Objective: Scan the entries below and extract each line with the word "this" in it.

(Stored records)
################
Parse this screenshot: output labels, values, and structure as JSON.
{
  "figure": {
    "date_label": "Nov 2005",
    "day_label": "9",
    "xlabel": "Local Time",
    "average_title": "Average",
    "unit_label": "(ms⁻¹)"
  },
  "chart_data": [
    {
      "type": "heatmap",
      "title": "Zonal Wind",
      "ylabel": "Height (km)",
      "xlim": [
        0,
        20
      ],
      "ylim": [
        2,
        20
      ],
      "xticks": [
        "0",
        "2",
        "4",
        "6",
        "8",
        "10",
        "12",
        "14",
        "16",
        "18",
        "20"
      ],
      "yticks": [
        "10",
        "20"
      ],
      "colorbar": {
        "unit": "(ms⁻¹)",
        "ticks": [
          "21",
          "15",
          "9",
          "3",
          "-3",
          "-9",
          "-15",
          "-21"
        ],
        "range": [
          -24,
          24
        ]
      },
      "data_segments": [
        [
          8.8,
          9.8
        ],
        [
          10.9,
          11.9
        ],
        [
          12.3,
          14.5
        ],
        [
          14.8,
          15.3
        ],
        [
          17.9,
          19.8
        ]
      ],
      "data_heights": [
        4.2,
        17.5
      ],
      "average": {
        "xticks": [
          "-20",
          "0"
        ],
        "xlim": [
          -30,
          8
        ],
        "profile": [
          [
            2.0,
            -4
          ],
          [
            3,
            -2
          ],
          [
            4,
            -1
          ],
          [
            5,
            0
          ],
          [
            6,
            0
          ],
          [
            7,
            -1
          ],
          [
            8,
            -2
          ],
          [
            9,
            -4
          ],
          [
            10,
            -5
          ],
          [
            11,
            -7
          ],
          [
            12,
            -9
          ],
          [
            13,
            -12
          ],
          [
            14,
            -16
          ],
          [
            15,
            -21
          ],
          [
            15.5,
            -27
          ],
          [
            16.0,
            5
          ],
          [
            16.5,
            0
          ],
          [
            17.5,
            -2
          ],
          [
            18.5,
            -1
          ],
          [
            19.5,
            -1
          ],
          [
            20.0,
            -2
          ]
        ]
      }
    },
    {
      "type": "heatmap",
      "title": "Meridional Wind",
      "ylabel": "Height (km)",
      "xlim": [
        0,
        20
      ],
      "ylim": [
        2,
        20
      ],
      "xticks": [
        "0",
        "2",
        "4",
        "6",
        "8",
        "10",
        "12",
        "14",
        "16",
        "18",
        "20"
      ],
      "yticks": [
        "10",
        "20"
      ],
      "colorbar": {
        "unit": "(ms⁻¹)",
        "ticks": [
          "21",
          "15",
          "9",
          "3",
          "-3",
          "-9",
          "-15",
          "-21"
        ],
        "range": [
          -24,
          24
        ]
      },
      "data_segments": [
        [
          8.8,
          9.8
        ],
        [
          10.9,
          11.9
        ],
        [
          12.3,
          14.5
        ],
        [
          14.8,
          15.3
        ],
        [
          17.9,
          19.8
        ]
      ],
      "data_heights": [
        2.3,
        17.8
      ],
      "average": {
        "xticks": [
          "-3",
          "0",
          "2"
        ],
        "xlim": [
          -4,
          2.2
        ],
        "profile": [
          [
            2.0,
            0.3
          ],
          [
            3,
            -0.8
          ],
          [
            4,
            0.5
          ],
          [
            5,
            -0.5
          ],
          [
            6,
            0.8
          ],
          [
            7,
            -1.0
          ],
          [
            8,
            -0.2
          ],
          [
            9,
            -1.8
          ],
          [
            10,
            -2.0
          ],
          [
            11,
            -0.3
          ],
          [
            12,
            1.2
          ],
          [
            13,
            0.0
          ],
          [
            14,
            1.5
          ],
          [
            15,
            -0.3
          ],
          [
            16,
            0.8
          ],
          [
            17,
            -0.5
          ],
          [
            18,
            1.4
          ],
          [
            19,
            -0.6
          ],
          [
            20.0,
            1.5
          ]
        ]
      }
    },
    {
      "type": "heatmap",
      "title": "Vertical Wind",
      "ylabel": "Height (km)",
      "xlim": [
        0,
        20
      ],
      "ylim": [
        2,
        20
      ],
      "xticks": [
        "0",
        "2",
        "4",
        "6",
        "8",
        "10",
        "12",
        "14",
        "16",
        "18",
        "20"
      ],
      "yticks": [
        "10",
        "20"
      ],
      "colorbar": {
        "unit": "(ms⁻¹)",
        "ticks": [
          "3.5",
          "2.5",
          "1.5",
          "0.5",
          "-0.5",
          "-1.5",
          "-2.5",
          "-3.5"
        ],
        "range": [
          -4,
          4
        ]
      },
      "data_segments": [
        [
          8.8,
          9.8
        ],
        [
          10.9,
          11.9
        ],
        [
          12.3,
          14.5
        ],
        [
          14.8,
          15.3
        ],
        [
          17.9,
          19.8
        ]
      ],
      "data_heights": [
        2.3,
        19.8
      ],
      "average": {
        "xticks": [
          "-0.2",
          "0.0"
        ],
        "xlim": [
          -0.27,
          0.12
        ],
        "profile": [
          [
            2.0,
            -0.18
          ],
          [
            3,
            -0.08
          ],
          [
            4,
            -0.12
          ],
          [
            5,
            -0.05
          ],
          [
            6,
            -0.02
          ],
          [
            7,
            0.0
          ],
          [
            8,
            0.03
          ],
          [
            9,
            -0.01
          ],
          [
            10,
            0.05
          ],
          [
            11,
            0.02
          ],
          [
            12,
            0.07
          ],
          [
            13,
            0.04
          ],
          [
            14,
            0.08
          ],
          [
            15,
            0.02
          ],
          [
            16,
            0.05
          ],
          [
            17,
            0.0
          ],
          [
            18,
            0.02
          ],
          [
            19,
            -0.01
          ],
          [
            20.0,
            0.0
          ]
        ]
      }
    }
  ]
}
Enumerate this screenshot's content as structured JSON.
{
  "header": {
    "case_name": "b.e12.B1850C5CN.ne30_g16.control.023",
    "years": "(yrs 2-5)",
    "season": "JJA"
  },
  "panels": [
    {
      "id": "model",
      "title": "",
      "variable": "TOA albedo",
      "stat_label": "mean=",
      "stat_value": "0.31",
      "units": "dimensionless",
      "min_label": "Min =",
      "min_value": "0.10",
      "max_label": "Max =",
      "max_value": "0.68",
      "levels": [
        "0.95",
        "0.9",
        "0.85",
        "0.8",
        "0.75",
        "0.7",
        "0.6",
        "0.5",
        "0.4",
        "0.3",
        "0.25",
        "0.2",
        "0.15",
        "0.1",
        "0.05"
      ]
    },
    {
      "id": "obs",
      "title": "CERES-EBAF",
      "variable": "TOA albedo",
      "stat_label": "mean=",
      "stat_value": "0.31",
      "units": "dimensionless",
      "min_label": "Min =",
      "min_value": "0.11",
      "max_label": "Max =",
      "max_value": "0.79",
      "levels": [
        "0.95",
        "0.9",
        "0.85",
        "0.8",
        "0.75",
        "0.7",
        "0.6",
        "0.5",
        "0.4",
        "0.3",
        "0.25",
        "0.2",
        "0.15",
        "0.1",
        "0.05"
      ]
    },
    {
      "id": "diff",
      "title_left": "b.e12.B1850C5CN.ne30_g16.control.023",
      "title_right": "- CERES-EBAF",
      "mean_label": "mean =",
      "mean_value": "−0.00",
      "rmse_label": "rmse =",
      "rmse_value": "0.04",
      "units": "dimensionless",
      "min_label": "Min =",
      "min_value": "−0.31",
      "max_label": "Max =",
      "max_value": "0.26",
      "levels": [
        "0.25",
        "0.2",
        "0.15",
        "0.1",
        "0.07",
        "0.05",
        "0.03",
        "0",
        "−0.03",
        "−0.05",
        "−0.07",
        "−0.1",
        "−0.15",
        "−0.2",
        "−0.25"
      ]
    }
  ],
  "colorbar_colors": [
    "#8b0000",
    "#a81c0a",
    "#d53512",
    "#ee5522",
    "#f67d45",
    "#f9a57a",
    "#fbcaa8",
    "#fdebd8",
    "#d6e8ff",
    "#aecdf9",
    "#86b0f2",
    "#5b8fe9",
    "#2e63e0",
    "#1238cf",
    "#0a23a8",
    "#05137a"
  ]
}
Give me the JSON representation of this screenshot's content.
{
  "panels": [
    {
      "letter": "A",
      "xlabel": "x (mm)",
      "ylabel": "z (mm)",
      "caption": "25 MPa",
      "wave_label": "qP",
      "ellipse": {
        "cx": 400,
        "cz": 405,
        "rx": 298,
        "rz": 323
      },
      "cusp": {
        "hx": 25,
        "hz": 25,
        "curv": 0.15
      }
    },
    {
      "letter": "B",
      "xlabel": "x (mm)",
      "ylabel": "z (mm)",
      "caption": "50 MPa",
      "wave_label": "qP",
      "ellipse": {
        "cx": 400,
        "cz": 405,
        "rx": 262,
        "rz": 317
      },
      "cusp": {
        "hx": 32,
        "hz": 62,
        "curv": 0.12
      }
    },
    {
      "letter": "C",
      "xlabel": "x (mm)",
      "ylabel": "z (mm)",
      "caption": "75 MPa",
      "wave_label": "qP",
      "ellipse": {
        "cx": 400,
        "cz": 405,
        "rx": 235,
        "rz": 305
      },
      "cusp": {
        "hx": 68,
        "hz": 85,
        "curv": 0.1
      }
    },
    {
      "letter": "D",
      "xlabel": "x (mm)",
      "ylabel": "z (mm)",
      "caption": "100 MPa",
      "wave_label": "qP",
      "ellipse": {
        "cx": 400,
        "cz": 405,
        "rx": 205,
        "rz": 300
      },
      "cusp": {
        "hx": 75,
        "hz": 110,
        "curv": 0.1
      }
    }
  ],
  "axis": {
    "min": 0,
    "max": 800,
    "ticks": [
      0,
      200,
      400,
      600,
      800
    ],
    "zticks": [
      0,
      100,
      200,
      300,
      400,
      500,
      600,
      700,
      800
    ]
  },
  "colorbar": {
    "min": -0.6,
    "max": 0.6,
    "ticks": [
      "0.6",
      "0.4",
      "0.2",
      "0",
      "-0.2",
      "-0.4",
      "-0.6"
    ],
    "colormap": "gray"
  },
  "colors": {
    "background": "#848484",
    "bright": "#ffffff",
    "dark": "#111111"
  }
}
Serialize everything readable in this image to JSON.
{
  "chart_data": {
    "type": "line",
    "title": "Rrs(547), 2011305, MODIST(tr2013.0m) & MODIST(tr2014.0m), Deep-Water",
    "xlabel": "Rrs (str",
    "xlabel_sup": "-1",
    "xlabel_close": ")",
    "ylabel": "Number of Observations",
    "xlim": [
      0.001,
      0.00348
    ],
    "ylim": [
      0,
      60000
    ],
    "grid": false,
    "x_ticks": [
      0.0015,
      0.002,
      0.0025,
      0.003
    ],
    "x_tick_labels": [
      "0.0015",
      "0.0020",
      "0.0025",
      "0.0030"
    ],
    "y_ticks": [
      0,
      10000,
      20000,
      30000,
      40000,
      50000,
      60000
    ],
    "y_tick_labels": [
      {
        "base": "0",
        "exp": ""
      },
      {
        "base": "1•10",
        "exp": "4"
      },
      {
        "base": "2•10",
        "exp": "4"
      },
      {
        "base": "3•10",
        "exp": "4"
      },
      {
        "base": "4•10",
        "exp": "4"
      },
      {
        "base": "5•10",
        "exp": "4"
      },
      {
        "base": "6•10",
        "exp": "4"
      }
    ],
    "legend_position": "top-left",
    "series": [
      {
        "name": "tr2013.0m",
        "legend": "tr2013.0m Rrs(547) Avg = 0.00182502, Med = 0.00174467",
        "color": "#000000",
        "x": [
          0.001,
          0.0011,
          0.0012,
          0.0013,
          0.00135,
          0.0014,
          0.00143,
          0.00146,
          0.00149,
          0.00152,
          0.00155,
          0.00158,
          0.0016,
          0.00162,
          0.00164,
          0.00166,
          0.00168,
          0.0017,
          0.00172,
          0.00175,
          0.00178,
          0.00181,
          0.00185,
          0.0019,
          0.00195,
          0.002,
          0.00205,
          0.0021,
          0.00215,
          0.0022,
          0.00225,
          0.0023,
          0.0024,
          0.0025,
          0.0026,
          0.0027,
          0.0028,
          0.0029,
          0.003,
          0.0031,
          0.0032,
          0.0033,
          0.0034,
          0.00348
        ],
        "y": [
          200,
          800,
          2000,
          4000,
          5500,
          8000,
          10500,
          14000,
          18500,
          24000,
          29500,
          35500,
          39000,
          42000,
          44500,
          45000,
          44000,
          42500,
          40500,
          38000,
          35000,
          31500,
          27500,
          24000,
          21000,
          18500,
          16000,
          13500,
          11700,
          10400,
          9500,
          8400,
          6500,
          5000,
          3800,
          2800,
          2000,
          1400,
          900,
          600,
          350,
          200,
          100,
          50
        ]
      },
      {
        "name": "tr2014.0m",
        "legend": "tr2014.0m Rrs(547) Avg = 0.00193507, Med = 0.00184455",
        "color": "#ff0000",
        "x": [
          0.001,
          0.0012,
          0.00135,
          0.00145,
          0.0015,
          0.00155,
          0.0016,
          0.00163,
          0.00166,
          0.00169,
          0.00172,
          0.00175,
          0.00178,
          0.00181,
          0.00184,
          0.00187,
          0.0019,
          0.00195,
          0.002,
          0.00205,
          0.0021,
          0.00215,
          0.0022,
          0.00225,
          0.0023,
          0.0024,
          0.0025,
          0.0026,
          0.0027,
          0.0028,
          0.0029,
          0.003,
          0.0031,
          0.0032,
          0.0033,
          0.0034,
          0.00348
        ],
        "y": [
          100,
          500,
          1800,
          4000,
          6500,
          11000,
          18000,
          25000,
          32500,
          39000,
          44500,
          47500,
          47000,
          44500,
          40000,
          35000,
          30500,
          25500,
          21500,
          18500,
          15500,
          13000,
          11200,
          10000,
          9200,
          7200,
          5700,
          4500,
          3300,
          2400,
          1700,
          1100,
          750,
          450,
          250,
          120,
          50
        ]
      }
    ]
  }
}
################
Finished answer:
Parse this screenshot: output labels, values, and structure as JSON.
Enumerate this screenshot's content as structured JSON.
Give me the JSON representation of this screenshot's content.
Serialize everything readable in this image to JSON.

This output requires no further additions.